What you are asked to do
From the listing below, return each line that includes "septembre".

----- Dataset entries -----

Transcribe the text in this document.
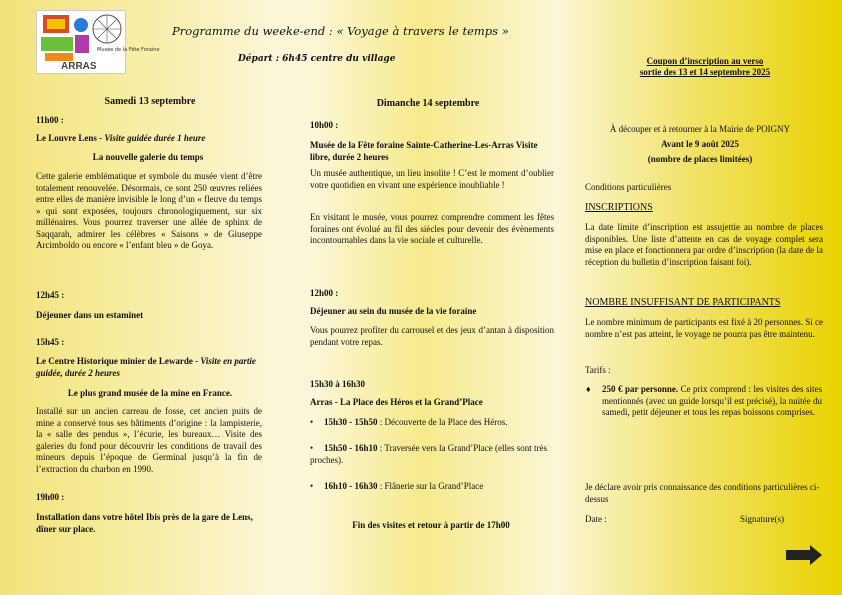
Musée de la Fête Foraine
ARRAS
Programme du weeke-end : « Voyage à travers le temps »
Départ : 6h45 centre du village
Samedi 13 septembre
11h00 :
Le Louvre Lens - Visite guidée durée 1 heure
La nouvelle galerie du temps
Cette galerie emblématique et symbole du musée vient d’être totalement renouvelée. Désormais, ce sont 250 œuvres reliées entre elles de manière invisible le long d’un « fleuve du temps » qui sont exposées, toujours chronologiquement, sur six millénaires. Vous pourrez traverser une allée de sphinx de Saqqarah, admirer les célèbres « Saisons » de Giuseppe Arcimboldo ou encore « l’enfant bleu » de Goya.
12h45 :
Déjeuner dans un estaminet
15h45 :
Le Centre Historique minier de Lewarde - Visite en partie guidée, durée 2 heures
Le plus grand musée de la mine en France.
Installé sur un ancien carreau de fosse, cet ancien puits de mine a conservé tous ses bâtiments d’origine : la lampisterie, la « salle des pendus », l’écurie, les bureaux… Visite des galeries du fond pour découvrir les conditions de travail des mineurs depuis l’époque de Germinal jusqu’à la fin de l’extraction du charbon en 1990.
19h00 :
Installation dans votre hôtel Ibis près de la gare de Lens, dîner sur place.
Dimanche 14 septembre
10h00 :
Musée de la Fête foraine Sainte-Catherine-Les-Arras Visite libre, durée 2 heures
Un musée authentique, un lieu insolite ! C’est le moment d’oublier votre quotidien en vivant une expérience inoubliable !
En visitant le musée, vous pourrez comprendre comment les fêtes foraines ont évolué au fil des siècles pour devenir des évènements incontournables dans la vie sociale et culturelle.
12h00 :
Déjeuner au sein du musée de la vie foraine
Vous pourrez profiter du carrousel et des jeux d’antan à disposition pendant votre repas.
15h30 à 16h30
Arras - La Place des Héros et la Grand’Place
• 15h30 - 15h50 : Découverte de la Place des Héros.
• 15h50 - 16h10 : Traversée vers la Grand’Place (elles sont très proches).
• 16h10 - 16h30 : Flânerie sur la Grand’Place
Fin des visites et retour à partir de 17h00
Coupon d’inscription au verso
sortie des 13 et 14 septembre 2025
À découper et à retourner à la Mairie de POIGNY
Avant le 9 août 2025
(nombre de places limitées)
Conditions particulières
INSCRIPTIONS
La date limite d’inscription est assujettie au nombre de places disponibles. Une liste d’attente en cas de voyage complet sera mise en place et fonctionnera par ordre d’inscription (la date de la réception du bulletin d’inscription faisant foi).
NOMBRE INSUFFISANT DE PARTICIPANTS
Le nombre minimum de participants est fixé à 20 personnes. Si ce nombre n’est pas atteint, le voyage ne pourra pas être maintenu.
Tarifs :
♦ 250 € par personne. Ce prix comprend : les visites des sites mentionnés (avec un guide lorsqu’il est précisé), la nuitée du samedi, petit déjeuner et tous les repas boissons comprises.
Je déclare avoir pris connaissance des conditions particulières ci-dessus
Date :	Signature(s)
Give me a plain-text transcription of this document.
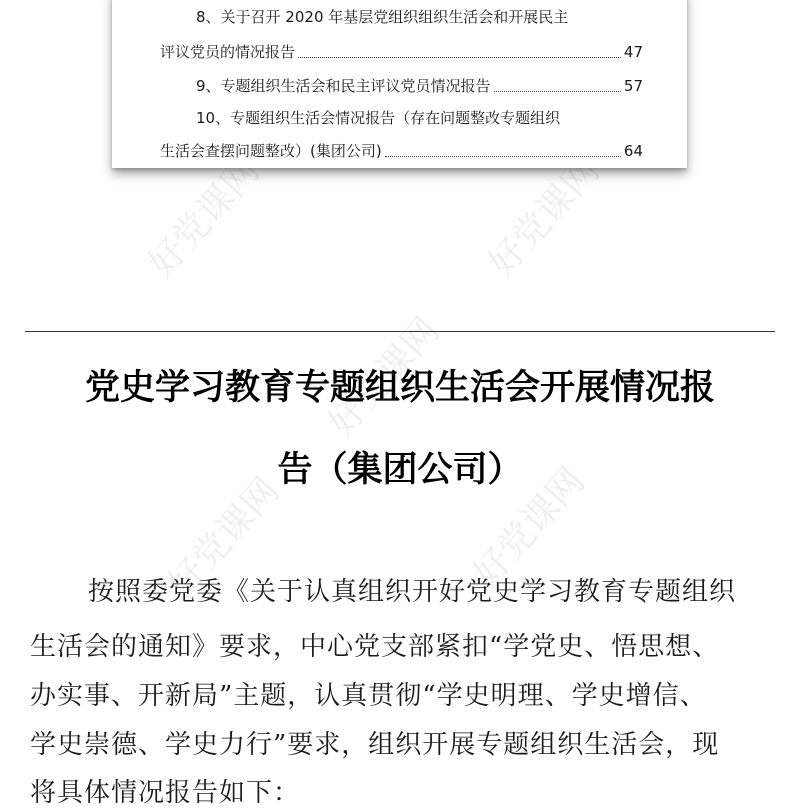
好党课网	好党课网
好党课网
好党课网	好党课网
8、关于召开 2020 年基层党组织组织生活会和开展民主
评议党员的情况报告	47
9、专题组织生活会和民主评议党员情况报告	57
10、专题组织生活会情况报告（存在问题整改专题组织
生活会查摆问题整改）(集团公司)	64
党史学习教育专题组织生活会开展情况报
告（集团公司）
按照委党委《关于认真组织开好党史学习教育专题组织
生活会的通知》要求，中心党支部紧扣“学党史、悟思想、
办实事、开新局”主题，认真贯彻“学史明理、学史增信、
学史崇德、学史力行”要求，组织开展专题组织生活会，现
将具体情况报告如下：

-----
----- Dataset entries -----

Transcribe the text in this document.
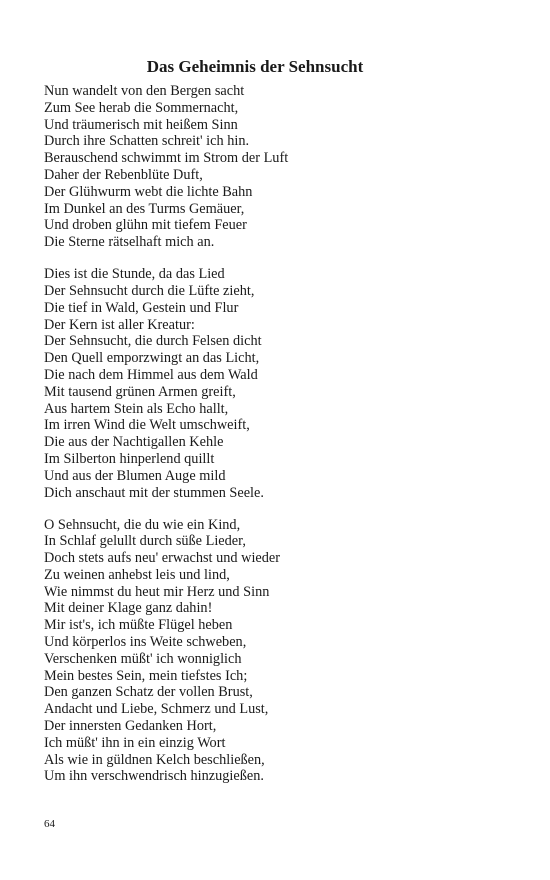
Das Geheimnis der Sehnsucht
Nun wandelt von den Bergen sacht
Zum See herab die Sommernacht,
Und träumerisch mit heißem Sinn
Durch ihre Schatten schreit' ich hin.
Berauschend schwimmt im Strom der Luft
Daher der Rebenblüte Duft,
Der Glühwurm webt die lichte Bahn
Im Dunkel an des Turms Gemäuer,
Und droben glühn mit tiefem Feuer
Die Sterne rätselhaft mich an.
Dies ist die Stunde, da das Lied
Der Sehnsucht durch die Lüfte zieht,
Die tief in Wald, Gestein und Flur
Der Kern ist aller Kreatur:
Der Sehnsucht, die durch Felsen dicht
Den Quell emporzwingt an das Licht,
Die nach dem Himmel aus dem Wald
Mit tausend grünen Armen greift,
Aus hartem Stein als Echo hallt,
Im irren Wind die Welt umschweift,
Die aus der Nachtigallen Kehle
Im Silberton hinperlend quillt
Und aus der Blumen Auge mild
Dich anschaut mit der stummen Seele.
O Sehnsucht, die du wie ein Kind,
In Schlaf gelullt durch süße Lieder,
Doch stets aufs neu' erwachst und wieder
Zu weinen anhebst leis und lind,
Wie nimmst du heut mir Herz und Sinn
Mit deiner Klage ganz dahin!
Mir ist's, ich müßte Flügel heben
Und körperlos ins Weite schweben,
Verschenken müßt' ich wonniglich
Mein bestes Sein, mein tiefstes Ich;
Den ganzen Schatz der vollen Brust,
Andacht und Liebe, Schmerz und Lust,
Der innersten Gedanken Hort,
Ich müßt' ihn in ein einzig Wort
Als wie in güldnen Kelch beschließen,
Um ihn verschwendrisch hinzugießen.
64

-----
----- Dataset entries -----

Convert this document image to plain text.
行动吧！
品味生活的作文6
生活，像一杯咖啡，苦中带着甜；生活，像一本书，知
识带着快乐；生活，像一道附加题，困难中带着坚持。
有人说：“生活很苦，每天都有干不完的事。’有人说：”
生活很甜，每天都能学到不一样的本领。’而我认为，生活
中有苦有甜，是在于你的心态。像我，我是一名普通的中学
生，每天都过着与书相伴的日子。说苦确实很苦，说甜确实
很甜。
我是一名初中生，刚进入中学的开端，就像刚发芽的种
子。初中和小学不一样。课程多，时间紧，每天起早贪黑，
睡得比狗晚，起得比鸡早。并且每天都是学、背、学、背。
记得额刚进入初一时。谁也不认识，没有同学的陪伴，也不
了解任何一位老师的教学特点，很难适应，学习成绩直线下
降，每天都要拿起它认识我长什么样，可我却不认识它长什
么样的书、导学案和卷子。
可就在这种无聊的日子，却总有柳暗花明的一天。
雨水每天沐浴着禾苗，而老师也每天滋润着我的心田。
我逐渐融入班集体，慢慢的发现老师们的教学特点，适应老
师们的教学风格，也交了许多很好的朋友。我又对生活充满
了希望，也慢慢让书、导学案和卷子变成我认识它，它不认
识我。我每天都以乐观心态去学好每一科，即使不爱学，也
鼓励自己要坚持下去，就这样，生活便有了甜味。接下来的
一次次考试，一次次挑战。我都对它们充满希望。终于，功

-----

Solution to the exercise
Samedi 13 septembre
Dimanche 14 septembre
sortie des 13 et 14 septembre 2025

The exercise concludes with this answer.